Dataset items
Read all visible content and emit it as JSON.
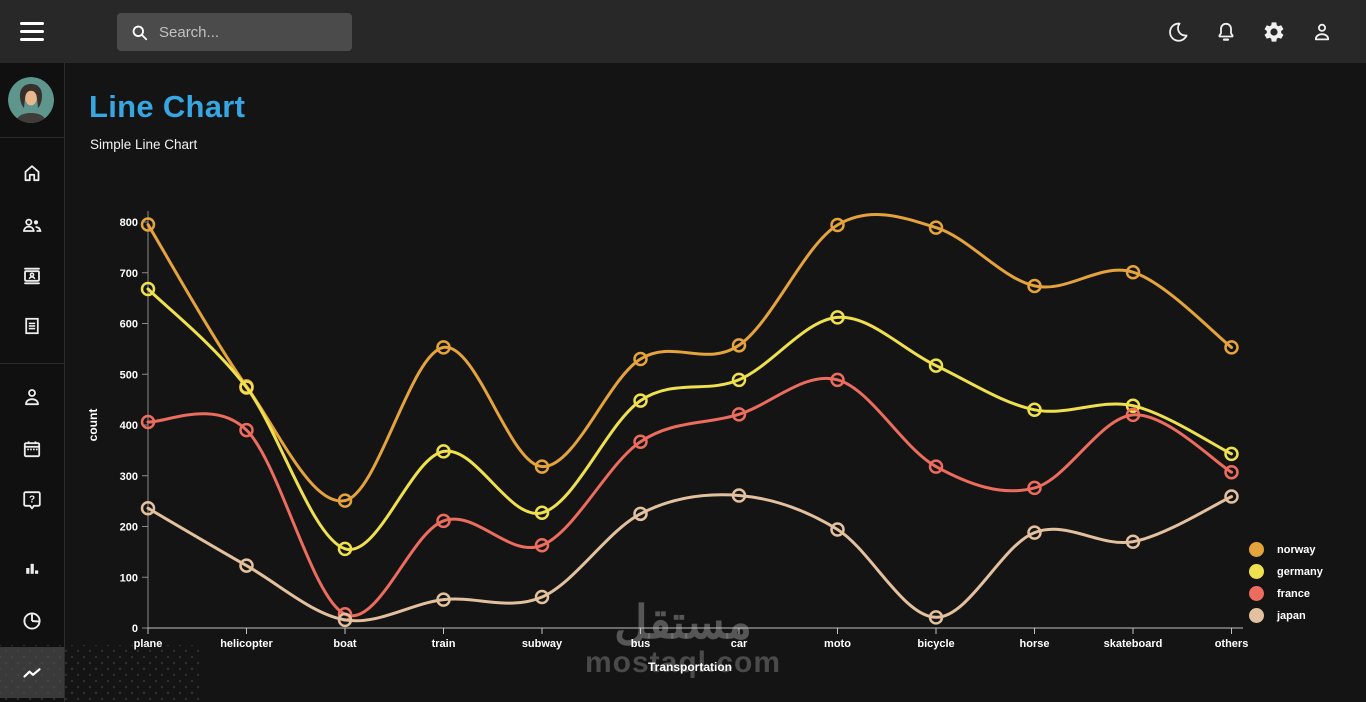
{
  "topbar": {
    "search_placeholder": "Search...",
    "icons": [
      "menu",
      "dark-mode-moon",
      "notifications-bell",
      "settings-gear",
      "account-person"
    ]
  },
  "sidebar": {
    "icons": [
      "home",
      "people",
      "contact-card",
      "receipt",
      "person",
      "calendar",
      "help",
      "bar-chart",
      "pie-chart",
      "line-chart"
    ],
    "active": "line-chart"
  },
  "header": {
    "title": "Line Chart",
    "subtitle": "Simple Line Chart",
    "accent_color": "#36A7E2"
  },
  "watermark": {
    "text": "مستقل",
    "domain": "mostaql.com"
  },
  "chart_data": {
    "type": "line",
    "title": "Simple Line Chart",
    "xlabel": "Transportation",
    "ylabel": "count",
    "categories": [
      "plane",
      "helicopter",
      "boat",
      "train",
      "subway",
      "bus",
      "car",
      "moto",
      "bicycle",
      "horse",
      "skateboard",
      "others"
    ],
    "series": [
      {
        "name": "norway",
        "color": "#E5A33C",
        "values": [
          795,
          476,
          251,
          553,
          318,
          530,
          557,
          794,
          789,
          674,
          701,
          553
        ]
      },
      {
        "name": "germany",
        "color": "#EFE14E",
        "values": [
          668,
          474,
          156,
          348,
          227,
          448,
          489,
          612,
          517,
          430,
          438,
          343
        ]
      },
      {
        "name": "france",
        "color": "#EC6C5E",
        "values": [
          406,
          390,
          27,
          211,
          163,
          367,
          421,
          489,
          318,
          276,
          420,
          307
        ]
      },
      {
        "name": "japan",
        "color": "#E3C09E",
        "values": [
          236,
          123,
          16,
          56,
          61,
          225,
          261,
          194,
          21,
          188,
          170,
          259
        ]
      }
    ],
    "ylim": [
      0,
      800
    ],
    "yticks": [
      0,
      100,
      200,
      300,
      400,
      500,
      600,
      700,
      800
    ],
    "grid": false,
    "smooth": true,
    "marker": "open-circle",
    "legend_position": "right-bottom"
  }
}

**GIVEN INSTRUCTION:**
Return the listing above word for word, with the pictures removed.

**WRITTEN ANSWER:**
Read all visible content and emit it as JSON.
{
  "topbar": {
    "search_placeholder": "Search...",
    "icons": [
      "menu",
      "dark-mode-moon",
      "notifications-bell",
      "settings-gear",
      "account-person"
    ]
  },
  "sidebar": {
    "icons": [
      "home",
      "people",
      "contact-card",
      "receipt",
      "person",
      "calendar",
      "help",
      "bar-chart",
      "pie-chart",
      "line-chart"
    ],
    "active": "line-chart"
  },
  "header": {
    "title": "Line Chart",
    "subtitle": "Simple Line Chart",
    "accent_color": "#36A7E2"
  },
  "watermark": {
    "text": "مستقل",
    "domain": "mostaql.com"
  },
  "chart_data": {
    "type": "line",
    "title": "Simple Line Chart",
    "xlabel": "Transportation",
    "ylabel": "count",
    "categories": [
      "plane",
      "helicopter",
      "boat",
      "train",
      "subway",
      "bus",
      "car",
      "moto",
      "bicycle",
      "horse",
      "skateboard",
      "others"
    ],
    "series": [
      {
        "name": "norway",
        "color": "#E5A33C",
        "values": [
          795,
          476,
          251,
          553,
          318,
          530,
          557,
          794,
          789,
          674,
          701,
          553
        ]
      },
      {
        "name": "germany",
        "color": "#EFE14E",
        "values": [
          668,
          474,
          156,
          348,
          227,
          448,
          489,
          612,
          517,
          430,
          438,
          343
        ]
      },
      {
        "name": "france",
        "color": "#EC6C5E",
        "values": [
          406,
          390,
          27,
          211,
          163,
          367,
          421,
          489,
          318,
          276,
          420,
          307
        ]
      },
      {
        "name": "japan",
        "color": "#E3C09E",
        "values": [
          236,
          123,
          16,
          56,
          61,
          225,
          261,
          194,
          21,
          188,
          170,
          259
        ]
      }
    ],
    "ylim": [
      0,
      800
    ],
    "yticks": [
      0,
      100,
      200,
      300,
      400,
      500,
      600,
      700,
      800
    ],
    "grid": false,
    "smooth": true,
    "marker": "open-circle",
    "legend_position": "right-bottom"
  }
}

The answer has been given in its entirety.